(Dataset items)
────────

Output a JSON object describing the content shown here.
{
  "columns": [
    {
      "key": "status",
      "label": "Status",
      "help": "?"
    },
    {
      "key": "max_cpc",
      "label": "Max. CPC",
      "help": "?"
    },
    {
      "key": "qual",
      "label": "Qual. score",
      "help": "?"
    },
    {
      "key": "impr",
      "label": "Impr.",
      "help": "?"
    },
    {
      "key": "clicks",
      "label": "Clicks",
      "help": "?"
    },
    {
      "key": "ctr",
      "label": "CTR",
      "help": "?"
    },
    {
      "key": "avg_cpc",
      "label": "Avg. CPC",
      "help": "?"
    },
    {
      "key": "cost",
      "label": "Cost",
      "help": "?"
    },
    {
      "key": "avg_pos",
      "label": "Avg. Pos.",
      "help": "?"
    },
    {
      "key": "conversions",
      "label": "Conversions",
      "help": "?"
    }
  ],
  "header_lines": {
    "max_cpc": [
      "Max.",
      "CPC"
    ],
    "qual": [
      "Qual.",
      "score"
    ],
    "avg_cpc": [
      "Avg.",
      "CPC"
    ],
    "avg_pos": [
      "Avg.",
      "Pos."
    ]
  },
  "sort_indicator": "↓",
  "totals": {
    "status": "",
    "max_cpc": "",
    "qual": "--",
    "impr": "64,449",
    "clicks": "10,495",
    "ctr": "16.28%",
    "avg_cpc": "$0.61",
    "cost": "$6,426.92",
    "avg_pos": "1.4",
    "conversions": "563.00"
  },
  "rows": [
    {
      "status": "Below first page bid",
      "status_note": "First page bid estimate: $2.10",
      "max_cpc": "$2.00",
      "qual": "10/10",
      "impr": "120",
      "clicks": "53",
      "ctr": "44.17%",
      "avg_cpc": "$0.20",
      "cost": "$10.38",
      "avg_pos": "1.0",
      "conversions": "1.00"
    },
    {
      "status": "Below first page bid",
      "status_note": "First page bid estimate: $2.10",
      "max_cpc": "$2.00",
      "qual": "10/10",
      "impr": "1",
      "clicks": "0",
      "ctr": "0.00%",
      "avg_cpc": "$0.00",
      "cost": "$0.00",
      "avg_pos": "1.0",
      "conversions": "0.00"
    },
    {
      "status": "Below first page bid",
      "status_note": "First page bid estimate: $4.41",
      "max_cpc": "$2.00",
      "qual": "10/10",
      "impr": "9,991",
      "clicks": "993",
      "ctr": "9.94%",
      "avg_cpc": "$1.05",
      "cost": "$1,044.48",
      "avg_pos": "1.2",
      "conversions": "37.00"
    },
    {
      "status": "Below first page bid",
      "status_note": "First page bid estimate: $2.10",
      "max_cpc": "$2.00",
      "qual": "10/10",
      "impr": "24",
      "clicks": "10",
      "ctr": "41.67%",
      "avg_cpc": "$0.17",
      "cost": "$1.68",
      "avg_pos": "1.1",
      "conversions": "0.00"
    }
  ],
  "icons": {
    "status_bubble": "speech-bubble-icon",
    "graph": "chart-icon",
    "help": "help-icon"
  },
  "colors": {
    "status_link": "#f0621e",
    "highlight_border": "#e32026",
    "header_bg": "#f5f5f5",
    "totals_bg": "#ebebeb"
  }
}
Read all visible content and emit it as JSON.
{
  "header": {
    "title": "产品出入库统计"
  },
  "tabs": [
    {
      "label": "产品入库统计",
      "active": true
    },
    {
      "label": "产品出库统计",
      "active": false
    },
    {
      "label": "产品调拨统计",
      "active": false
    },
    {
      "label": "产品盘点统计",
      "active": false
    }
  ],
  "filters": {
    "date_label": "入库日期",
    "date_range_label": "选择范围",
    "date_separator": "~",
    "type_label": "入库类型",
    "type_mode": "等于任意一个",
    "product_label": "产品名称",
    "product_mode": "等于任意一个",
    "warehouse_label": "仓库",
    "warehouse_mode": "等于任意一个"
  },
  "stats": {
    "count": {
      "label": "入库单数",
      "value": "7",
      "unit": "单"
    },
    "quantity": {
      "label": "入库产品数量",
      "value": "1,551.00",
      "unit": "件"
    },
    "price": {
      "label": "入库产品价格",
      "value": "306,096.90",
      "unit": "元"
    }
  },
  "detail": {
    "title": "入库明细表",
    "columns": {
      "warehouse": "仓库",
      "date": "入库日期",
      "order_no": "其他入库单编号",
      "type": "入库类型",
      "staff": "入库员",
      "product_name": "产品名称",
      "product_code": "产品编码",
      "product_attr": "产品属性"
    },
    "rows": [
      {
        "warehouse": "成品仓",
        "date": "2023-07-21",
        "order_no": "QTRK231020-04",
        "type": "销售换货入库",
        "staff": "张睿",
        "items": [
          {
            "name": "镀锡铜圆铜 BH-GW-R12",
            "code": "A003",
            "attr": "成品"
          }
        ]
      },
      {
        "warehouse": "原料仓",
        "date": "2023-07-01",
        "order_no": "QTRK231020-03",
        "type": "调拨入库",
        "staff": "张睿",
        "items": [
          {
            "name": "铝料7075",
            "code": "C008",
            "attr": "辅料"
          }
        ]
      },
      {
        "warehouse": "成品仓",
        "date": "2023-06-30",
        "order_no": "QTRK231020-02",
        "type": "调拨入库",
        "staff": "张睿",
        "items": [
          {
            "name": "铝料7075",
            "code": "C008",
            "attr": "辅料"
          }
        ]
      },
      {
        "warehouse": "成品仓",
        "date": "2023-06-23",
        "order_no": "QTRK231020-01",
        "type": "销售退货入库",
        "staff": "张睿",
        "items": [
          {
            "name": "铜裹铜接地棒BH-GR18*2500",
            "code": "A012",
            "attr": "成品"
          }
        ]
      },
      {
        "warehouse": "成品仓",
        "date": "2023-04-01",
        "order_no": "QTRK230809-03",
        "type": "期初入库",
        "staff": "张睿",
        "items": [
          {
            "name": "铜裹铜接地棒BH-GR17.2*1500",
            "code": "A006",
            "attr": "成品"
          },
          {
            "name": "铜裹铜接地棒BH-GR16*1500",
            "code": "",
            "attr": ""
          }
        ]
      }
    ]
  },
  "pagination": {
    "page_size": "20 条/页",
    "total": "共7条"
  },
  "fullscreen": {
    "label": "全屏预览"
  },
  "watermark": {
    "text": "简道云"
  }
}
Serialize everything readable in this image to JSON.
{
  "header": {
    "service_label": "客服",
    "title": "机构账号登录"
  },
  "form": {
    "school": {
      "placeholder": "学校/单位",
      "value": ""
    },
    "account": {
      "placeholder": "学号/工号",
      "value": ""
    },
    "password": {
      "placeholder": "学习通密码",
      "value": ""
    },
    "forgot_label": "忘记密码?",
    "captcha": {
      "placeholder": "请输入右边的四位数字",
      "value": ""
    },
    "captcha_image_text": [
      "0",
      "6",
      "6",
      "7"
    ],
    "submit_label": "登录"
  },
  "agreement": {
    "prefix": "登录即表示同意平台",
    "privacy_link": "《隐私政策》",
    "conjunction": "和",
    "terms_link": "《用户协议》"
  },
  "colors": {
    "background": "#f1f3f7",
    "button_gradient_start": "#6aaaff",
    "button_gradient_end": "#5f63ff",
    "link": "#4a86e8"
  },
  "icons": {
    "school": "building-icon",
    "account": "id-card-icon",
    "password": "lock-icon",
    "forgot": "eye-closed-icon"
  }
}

────────

Looking at the data above, show all lines where the word "铜裹铜接地棒BH" occurs.

            "name": "铜裹铜接地棒BH-GR18*2500",
            "name": "铜裹铜接地棒BH-GR17.2*1500",
            "name": "铜裹铜接地棒BH-GR16*1500",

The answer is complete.